INFORMATION SUPPLIED ->
+ + +
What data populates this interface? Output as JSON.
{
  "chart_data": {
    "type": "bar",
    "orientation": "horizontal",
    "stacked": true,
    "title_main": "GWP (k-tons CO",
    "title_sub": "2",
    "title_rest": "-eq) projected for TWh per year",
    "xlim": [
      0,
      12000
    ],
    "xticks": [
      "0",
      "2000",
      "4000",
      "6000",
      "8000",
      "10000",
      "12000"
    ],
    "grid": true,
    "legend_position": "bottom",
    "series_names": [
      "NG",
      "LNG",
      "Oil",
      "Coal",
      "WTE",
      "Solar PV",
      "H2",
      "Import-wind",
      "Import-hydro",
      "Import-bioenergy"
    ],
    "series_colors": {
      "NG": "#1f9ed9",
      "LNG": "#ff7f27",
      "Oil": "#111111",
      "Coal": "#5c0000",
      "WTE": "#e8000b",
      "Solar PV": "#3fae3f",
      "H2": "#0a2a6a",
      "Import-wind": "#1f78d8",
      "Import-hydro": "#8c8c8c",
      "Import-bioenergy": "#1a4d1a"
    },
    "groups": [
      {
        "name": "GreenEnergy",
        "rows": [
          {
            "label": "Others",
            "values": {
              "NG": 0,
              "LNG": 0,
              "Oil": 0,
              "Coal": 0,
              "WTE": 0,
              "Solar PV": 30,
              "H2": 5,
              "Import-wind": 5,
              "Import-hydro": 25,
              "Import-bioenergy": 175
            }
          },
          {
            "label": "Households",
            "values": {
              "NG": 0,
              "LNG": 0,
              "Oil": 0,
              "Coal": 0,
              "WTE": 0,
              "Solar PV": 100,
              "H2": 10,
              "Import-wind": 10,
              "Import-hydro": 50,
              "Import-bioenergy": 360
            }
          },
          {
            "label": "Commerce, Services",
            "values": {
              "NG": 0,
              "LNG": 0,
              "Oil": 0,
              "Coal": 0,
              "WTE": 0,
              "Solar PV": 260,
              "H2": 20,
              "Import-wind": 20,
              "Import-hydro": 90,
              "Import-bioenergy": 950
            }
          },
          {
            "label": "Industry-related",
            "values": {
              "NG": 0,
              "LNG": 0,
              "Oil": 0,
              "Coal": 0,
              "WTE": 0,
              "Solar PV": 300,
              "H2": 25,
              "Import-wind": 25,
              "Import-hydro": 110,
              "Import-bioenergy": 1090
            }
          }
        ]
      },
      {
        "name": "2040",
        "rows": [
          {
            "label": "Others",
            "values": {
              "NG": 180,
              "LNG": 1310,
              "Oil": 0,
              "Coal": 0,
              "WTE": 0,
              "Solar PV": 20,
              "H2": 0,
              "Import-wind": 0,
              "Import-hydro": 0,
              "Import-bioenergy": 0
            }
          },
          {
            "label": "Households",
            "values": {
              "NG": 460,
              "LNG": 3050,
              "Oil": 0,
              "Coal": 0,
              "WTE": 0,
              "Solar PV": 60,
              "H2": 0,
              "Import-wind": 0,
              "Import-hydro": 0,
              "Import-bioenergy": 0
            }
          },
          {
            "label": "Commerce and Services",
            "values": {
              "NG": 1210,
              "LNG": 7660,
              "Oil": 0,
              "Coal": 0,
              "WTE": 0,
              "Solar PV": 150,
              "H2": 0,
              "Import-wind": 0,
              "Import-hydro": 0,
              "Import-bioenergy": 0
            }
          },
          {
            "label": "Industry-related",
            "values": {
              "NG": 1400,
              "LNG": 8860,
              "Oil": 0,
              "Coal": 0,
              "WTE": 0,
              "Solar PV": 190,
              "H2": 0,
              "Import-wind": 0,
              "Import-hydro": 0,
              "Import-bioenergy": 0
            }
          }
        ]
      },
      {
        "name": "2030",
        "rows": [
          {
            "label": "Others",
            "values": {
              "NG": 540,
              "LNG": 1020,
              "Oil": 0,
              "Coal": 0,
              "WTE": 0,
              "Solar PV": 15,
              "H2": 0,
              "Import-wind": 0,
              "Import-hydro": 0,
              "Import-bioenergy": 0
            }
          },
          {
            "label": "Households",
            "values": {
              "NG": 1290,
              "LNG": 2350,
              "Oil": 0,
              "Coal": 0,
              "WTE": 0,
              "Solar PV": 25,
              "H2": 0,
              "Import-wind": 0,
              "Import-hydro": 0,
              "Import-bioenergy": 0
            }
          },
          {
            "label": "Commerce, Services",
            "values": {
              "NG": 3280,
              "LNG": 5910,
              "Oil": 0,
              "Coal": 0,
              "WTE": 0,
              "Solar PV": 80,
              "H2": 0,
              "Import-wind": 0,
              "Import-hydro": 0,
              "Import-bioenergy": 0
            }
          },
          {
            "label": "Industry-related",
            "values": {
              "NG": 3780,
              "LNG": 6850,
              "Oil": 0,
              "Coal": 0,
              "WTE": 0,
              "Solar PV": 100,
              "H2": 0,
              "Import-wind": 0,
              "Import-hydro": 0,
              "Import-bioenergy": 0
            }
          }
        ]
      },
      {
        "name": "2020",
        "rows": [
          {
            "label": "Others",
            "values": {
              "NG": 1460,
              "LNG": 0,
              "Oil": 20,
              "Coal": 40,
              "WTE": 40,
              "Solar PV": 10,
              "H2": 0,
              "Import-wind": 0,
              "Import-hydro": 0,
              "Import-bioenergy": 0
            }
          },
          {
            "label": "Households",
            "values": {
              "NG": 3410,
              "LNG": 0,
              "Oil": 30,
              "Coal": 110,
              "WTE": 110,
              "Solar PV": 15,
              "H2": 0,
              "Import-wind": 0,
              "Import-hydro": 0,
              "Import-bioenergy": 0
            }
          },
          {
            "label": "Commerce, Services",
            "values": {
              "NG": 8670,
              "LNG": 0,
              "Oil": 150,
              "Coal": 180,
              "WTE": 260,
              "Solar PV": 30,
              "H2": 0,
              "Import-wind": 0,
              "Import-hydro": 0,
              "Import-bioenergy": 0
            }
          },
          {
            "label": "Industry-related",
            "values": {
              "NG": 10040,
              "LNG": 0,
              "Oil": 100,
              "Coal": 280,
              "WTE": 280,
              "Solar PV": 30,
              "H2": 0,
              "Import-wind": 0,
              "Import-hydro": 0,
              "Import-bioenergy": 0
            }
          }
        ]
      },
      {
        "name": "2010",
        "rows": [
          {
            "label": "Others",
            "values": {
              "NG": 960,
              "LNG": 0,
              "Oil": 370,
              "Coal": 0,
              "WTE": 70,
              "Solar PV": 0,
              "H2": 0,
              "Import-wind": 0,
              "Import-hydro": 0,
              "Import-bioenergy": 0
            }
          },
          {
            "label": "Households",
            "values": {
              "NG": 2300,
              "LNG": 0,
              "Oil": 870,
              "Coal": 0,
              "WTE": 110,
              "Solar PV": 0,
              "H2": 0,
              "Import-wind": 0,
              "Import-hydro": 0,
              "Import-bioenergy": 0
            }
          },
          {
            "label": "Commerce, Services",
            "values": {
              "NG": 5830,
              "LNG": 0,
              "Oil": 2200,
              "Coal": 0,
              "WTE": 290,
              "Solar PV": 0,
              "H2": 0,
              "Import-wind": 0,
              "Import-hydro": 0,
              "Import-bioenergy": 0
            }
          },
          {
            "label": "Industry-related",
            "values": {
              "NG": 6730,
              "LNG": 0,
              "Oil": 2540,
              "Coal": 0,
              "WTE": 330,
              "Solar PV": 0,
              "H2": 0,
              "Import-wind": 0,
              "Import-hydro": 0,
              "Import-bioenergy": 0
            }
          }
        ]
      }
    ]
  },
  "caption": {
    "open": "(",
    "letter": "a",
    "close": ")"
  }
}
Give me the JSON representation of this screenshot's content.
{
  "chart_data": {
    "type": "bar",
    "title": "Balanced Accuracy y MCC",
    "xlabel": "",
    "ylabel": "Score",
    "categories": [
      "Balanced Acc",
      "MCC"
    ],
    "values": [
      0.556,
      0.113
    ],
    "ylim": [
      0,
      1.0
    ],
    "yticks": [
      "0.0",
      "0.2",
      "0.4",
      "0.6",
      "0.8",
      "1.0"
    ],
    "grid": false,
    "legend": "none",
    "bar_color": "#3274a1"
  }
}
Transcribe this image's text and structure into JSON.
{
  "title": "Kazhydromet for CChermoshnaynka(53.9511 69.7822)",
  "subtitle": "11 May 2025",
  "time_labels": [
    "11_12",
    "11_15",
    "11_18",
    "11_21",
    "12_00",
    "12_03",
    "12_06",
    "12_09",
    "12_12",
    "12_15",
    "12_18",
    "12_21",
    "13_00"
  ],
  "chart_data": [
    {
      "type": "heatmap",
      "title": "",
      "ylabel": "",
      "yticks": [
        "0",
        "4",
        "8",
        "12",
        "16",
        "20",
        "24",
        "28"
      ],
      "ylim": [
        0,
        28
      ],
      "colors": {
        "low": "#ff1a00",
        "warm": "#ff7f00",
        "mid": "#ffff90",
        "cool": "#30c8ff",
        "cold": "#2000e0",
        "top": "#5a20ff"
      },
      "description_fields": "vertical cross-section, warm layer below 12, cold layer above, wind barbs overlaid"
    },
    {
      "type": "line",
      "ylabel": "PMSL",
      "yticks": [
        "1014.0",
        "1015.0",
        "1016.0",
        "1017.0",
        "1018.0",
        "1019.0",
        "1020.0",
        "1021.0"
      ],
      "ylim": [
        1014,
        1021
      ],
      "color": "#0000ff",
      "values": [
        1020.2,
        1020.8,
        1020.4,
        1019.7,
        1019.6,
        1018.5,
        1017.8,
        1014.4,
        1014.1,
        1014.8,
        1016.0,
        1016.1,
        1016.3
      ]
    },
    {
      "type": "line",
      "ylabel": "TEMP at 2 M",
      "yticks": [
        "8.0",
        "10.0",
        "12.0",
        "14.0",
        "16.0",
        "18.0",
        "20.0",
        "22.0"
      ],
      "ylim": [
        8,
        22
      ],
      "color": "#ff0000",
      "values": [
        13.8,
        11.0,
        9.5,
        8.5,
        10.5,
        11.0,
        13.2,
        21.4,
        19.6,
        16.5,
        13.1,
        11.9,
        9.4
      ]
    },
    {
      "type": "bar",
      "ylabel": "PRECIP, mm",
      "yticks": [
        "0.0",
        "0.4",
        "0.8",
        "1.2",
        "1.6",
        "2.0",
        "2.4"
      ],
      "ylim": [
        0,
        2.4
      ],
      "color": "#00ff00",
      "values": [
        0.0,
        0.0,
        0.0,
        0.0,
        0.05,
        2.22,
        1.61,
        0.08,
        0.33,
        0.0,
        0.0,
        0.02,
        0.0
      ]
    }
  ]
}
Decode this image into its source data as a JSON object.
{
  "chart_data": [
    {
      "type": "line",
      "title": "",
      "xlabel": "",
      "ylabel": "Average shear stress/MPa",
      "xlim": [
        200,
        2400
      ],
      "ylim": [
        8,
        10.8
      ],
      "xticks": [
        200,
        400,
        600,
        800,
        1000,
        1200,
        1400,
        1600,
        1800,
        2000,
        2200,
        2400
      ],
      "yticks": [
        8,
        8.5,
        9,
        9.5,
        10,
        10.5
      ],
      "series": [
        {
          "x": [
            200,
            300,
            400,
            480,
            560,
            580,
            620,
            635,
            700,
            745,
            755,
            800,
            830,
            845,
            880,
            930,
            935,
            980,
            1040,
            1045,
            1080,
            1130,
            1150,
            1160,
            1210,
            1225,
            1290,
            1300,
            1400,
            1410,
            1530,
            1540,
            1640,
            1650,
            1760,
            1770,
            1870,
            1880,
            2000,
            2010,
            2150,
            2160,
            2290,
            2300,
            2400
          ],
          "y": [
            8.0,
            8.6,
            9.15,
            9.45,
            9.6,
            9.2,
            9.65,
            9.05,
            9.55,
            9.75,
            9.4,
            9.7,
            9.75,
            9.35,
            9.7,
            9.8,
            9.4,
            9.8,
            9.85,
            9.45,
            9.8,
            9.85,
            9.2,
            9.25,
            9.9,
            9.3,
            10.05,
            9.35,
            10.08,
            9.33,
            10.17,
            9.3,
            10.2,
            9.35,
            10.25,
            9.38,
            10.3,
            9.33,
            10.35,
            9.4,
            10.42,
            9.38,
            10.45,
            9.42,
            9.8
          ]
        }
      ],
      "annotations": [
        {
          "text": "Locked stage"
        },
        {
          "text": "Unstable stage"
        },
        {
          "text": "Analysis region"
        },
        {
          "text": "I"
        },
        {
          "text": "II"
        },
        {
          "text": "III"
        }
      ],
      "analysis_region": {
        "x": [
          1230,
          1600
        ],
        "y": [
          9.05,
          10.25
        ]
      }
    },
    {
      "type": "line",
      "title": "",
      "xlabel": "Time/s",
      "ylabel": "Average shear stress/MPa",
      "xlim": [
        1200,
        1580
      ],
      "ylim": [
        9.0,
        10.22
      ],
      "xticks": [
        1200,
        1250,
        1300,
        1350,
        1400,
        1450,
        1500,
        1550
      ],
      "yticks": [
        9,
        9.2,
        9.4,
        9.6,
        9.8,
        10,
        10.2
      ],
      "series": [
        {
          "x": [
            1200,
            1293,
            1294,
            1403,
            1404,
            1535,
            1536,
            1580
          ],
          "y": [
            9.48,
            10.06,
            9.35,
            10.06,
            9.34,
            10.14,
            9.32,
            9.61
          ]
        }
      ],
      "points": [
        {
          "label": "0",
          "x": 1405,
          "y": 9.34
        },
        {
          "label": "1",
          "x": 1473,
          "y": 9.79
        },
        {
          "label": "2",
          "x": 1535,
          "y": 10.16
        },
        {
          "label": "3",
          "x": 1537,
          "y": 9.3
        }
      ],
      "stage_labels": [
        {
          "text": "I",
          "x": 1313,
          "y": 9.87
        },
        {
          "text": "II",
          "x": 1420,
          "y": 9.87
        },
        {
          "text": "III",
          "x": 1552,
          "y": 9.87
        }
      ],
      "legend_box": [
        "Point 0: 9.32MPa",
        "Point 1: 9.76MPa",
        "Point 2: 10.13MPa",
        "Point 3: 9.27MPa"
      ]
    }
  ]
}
+ + +
WHAT IS NEEDED -> How many lines of the data hold the string "JSON"? Reply with the number alone.

THE ANSWER -> 4